| Record excerpts |
------------------------------------
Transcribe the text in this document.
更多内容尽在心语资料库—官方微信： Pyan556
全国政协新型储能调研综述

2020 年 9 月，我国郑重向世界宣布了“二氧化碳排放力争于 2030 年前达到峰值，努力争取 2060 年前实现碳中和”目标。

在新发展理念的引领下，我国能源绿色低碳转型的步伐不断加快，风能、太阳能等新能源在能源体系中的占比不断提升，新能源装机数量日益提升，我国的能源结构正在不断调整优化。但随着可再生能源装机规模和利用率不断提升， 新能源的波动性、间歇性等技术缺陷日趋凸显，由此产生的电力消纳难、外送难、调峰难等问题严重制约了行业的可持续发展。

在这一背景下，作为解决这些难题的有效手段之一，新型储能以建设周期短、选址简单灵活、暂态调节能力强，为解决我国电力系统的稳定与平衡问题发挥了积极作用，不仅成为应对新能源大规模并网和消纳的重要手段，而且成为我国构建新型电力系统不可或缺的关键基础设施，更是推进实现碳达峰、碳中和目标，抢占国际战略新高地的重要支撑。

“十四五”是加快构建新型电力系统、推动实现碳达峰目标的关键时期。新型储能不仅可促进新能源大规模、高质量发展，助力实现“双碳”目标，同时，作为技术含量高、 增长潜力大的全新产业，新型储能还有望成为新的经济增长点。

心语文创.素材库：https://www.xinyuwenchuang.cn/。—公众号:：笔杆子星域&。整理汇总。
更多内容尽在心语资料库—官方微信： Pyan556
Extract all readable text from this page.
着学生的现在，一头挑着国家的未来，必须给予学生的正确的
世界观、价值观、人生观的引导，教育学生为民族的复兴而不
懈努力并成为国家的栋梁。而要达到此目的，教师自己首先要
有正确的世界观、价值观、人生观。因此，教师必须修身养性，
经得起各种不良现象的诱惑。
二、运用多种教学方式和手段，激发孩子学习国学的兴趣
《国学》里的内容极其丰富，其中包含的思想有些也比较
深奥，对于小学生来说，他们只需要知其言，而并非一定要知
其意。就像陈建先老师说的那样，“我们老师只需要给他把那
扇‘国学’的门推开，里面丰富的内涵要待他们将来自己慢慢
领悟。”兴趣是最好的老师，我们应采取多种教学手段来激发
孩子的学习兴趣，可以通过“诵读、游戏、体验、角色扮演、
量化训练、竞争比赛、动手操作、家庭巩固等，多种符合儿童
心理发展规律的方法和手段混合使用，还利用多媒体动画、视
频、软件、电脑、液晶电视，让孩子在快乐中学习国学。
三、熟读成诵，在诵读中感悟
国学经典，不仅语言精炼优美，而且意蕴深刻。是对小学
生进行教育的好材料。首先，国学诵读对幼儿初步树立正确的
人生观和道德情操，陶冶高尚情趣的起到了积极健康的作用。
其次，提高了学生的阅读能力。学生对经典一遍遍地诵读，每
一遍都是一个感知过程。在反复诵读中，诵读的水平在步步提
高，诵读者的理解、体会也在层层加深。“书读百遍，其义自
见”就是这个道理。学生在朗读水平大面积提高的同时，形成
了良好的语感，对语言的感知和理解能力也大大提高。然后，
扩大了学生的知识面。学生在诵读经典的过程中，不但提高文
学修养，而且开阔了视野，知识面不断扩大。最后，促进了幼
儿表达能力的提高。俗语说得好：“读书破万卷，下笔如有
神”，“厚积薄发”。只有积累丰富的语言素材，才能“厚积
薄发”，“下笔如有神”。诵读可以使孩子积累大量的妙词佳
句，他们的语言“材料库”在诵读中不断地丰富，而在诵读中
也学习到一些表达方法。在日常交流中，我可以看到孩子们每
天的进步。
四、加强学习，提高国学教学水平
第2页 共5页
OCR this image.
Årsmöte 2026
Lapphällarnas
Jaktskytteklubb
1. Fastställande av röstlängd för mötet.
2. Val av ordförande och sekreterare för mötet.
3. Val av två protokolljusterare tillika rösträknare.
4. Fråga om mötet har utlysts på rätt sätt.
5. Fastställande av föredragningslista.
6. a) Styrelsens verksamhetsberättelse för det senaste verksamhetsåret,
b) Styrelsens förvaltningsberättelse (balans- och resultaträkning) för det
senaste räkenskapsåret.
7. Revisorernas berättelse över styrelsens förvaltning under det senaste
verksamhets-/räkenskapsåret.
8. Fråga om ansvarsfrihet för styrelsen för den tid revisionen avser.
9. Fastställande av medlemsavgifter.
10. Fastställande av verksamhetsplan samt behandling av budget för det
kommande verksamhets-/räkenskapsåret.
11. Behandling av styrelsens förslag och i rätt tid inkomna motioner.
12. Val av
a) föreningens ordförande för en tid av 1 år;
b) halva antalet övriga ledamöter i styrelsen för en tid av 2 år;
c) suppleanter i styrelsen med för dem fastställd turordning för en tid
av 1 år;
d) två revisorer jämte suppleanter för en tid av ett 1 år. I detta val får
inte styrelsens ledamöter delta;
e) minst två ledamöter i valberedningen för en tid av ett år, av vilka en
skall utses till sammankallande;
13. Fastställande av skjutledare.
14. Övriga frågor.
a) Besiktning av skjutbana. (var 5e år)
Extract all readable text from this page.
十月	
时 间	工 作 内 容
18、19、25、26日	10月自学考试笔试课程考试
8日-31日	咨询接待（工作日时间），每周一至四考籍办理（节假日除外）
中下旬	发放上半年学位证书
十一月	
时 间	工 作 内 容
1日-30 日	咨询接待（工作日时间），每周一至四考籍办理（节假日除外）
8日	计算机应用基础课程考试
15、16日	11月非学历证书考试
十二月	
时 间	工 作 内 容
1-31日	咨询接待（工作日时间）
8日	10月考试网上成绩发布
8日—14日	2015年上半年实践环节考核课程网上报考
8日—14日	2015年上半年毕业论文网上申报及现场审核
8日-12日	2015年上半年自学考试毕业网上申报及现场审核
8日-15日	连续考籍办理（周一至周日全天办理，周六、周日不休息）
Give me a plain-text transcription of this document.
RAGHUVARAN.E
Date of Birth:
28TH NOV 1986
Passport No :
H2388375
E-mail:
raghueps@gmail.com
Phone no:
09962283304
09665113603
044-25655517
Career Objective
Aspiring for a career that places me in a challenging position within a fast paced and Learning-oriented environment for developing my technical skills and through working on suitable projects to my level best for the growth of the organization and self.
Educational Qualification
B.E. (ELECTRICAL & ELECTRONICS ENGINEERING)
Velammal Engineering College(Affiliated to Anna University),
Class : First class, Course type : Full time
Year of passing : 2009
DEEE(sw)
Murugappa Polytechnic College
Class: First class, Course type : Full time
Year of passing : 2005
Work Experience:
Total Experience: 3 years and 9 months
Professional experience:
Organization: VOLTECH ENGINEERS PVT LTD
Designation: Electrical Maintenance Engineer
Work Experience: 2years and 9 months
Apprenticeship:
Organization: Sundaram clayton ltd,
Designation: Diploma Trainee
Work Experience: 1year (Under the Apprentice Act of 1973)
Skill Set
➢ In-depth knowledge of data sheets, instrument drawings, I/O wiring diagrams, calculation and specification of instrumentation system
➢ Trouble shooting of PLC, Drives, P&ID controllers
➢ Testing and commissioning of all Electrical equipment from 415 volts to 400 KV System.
------------------------------------
| The request |
Return each line of the records above exactly as it reads.

| Answer below |
Transcribe the text in this document.
更多内容尽在心语资料库—官方微信： Pyan556
全国政协新型储能调研综述

2020 年 9 月，我国郑重向世界宣布了“二氧化碳排放力争于 2030 年前达到峰值，努力争取 2060 年前实现碳中和”目标。

在新发展理念的引领下，我国能源绿色低碳转型的步伐不断加快，风能、太阳能等新能源在能源体系中的占比不断提升，新能源装机数量日益提升，我国的能源结构正在不断调整优化。但随着可再生能源装机规模和利用率不断提升， 新能源的波动性、间歇性等技术缺陷日趋凸显，由此产生的电力消纳难、外送难、调峰难等问题严重制约了行业的可持续发展。

在这一背景下，作为解决这些难题的有效手段之一，新型储能以建设周期短、选址简单灵活、暂态调节能力强，为解决我国电力系统的稳定与平衡问题发挥了积极作用，不仅成为应对新能源大规模并网和消纳的重要手段，而且成为我国构建新型电力系统不可或缺的关键基础设施，更是推进实现碳达峰、碳中和目标，抢占国际战略新高地的重要支撑。

“十四五”是加快构建新型电力系统、推动实现碳达峰目标的关键时期。新型储能不仅可促进新能源大规模、高质量发展，助力实现“双碳”目标，同时，作为技术含量高、 增长潜力大的全新产业，新型储能还有望成为新的经济增长点。

心语文创.素材库：https://www.xinyuwenchuang.cn/。—公众号:：笔杆子星域&。整理汇总。
更多内容尽在心语资料库—官方微信： Pyan556
Extract all readable text from this page.
着学生的现在，一头挑着国家的未来，必须给予学生的正确的
世界观、价值观、人生观的引导，教育学生为民族的复兴而不
懈努力并成为国家的栋梁。而要达到此目的，教师自己首先要
有正确的世界观、价值观、人生观。因此，教师必须修身养性，
经得起各种不良现象的诱惑。
二、运用多种教学方式和手段，激发孩子学习国学的兴趣
《国学》里的内容极其丰富，其中包含的思想有些也比较
深奥，对于小学生来说，他们只需要知其言，而并非一定要知
其意。就像陈建先老师说的那样，“我们老师只需要给他把那
扇‘国学’的门推开，里面丰富的内涵要待他们将来自己慢慢
领悟。”兴趣是最好的老师，我们应采取多种教学手段来激发
孩子的学习兴趣，可以通过“诵读、游戏、体验、角色扮演、
量化训练、竞争比赛、动手操作、家庭巩固等，多种符合儿童
心理发展规律的方法和手段混合使用，还利用多媒体动画、视
频、软件、电脑、液晶电视，让孩子在快乐中学习国学。
三、熟读成诵，在诵读中感悟
国学经典，不仅语言精炼优美，而且意蕴深刻。是对小学
生进行教育的好材料。首先，国学诵读对幼儿初步树立正确的
人生观和道德情操，陶冶高尚情趣的起到了积极健康的作用。
其次，提高了学生的阅读能力。学生对经典一遍遍地诵读，每
一遍都是一个感知过程。在反复诵读中，诵读的水平在步步提
高，诵读者的理解、体会也在层层加深。“书读百遍，其义自
见”就是这个道理。学生在朗读水平大面积提高的同时，形成
了良好的语感，对语言的感知和理解能力也大大提高。然后，
扩大了学生的知识面。学生在诵读经典的过程中，不但提高文
学修养，而且开阔了视野，知识面不断扩大。最后，促进了幼
儿表达能力的提高。俗语说得好：“读书破万卷，下笔如有
神”，“厚积薄发”。只有积累丰富的语言素材，才能“厚积
薄发”，“下笔如有神”。诵读可以使孩子积累大量的妙词佳
句，他们的语言“材料库”在诵读中不断地丰富，而在诵读中
也学习到一些表达方法。在日常交流中，我可以看到孩子们每
天的进步。
四、加强学习，提高国学教学水平
第2页 共5页
OCR this image.
Årsmöte 2026
Lapphällarnas
Jaktskytteklubb
1. Fastställande av röstlängd för mötet.
2. Val av ordförande och sekreterare för mötet.
3. Val av två protokolljusterare tillika rösträknare.
4. Fråga om mötet har utlysts på rätt sätt.
5. Fastställande av föredragningslista.
6. a) Styrelsens verksamhetsberättelse för det senaste verksamhetsåret,
b) Styrelsens förvaltningsberättelse (balans- och resultaträkning) för det
senaste räkenskapsåret.
7. Revisorernas berättelse över styrelsens förvaltning under det senaste
verksamhets-/räkenskapsåret.
8. Fråga om ansvarsfrihet för styrelsen för den tid revisionen avser.
9. Fastställande av medlemsavgifter.
10. Fastställande av verksamhetsplan samt behandling av budget för det
kommande verksamhets-/räkenskapsåret.
11. Behandling av styrelsens förslag och i rätt tid inkomna motioner.
12. Val av
a) föreningens ordförande för en tid av 1 år;
b) halva antalet övriga ledamöter i styrelsen för en tid av 2 år;
c) suppleanter i styrelsen med för dem fastställd turordning för en tid
av 1 år;
d) två revisorer jämte suppleanter för en tid av ett 1 år. I detta val får
inte styrelsens ledamöter delta;
e) minst två ledamöter i valberedningen för en tid av ett år, av vilka en
skall utses till sammankallande;
13. Fastställande av skjutledare.
14. Övriga frågor.
a) Besiktning av skjutbana. (var 5e år)
Extract all readable text from this page.
十月	
时 间	工 作 内 容
18、19、25、26日	10月自学考试笔试课程考试
8日-31日	咨询接待（工作日时间），每周一至四考籍办理（节假日除外）
中下旬	发放上半年学位证书
十一月	
时 间	工 作 内 容
1日-30 日	咨询接待（工作日时间），每周一至四考籍办理（节假日除外）
8日	计算机应用基础课程考试
15、16日	11月非学历证书考试
十二月	
时 间	工 作 内 容
1-31日	咨询接待（工作日时间）
8日	10月考试网上成绩发布
8日—14日	2015年上半年实践环节考核课程网上报考
8日—14日	2015年上半年毕业论文网上申报及现场审核
8日-12日	2015年上半年自学考试毕业网上申报及现场审核
8日-15日	连续考籍办理（周一至周日全天办理，周六、周日不休息）
Give me a plain-text transcription of this document.
RAGHUVARAN.E
Date of Birth:
28TH NOV 1986
Passport No :
H2388375
E-mail:
raghueps@gmail.com
Phone no:
09962283304
09665113603
044-25655517
Career Objective
Aspiring for a career that places me in a challenging position within a fast paced and Learning-oriented environment for developing my technical skills and through working on suitable projects to my level best for the growth of the organization and self.
Educational Qualification
B.E. (ELECTRICAL & ELECTRONICS ENGINEERING)
Velammal Engineering College(Affiliated to Anna University),
Class : First class, Course type : Full time
Year of passing : 2009
DEEE(sw)
Murugappa Polytechnic College
Class: First class, Course type : Full time
Year of passing : 2005
Work Experience:
Total Experience: 3 years and 9 months
Professional experience:
Organization: VOLTECH ENGINEERS PVT LTD
Designation: Electrical Maintenance Engineer
Work Experience: 2years and 9 months
Apprenticeship:
Organization: Sundaram clayton ltd,
Designation: Diploma Trainee
Work Experience: 1year (Under the Apprentice Act of 1973)
Skill Set
➢ In-depth knowledge of data sheets, instrument drawings, I/O wiring diagrams, calculation and specification of instrumentation system
➢ Trouble shooting of PLC, Drives, P&ID controllers
➢ Testing and commissioning of all Electrical equipment from 415 volts to 400 KV System.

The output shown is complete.